PROVIDED DATA:
-------------------------

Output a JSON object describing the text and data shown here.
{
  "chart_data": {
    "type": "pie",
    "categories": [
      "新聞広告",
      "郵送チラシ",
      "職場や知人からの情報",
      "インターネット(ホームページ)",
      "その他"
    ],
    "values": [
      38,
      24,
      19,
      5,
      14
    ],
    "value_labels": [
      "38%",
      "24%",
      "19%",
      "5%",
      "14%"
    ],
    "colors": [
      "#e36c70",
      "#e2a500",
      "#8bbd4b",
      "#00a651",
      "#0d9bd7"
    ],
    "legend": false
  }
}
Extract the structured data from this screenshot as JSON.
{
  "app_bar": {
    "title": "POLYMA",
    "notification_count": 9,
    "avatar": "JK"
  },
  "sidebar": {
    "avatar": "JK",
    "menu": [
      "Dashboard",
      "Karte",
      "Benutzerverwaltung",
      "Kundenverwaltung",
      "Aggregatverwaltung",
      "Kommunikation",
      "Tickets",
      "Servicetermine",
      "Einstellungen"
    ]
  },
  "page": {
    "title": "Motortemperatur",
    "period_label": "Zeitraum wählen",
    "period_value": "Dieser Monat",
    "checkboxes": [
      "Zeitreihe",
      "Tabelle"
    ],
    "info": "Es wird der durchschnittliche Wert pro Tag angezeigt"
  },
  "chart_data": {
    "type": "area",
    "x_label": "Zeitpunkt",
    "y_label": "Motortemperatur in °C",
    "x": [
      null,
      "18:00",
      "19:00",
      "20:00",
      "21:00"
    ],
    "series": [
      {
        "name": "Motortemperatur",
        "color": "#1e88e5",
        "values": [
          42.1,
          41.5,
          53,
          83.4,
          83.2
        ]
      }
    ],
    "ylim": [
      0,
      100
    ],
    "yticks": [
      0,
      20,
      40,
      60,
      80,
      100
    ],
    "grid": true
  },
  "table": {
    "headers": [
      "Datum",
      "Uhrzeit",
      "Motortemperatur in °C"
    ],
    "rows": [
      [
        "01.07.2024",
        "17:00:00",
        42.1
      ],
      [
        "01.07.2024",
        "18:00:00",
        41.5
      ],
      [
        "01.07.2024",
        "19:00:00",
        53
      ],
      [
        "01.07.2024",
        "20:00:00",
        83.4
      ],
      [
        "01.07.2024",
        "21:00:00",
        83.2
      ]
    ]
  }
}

-------------------------

Search the data for the string "title". List each line that has it.

    "title": "POLYMA",
    "title": "Motortemperatur",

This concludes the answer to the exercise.